* **Exercise task**
Find the lines with the string "深化现场" and return them.
START Record list
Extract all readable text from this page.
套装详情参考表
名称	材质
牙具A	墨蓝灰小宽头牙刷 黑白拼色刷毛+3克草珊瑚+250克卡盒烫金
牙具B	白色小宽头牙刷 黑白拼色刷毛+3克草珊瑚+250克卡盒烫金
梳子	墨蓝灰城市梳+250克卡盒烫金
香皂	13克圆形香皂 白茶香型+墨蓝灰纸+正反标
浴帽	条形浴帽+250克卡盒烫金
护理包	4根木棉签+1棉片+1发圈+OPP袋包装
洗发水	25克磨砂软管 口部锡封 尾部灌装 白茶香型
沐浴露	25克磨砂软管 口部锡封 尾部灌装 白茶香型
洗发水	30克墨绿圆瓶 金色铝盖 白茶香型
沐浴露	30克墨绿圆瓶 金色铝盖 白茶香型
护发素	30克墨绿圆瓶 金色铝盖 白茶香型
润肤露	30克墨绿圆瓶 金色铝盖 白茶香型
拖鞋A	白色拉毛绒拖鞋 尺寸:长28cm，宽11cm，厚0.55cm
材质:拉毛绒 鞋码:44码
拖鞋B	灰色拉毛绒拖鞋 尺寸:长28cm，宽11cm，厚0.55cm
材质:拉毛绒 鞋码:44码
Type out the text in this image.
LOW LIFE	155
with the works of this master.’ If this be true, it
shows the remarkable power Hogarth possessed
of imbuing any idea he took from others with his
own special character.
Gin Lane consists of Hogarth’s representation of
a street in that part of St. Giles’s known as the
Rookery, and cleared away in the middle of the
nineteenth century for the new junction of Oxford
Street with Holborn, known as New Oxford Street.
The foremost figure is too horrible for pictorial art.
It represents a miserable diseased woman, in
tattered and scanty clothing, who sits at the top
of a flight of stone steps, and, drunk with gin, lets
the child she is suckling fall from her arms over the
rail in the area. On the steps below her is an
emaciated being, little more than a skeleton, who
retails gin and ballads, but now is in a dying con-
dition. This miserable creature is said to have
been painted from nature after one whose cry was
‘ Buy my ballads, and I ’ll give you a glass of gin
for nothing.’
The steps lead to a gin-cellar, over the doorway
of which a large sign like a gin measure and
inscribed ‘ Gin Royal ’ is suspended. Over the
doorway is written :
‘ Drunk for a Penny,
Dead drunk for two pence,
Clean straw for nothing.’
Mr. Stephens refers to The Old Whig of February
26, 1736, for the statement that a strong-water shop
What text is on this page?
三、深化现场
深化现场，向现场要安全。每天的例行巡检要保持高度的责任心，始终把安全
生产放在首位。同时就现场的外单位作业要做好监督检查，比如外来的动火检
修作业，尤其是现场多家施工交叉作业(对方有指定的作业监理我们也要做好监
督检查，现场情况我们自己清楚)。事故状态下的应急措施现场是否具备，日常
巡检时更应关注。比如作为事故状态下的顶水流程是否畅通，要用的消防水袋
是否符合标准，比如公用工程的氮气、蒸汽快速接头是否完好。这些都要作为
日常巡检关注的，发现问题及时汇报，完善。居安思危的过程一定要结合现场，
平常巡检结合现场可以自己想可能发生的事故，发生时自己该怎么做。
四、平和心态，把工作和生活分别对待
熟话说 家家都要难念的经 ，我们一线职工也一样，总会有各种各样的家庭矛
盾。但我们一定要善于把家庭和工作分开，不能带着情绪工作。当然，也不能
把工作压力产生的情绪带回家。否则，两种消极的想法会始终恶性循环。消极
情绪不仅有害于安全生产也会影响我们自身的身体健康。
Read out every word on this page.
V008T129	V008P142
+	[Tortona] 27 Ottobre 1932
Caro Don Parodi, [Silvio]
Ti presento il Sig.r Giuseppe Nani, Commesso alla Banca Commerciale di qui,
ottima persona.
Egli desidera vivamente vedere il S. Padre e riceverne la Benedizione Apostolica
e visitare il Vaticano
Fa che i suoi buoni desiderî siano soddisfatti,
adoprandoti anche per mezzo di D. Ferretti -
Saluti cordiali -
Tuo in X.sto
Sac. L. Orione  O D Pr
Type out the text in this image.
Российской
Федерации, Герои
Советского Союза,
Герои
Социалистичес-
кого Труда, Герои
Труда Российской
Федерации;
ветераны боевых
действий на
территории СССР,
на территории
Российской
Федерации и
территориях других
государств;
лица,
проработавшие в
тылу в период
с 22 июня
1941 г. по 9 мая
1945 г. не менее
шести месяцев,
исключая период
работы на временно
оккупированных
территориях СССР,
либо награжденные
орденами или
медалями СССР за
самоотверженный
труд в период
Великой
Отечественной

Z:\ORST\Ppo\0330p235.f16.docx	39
END Record list
* **The output**
三、深化现场
深化现场，向现场要安全。每天的例行巡检要保持高度的责任心，始终把安全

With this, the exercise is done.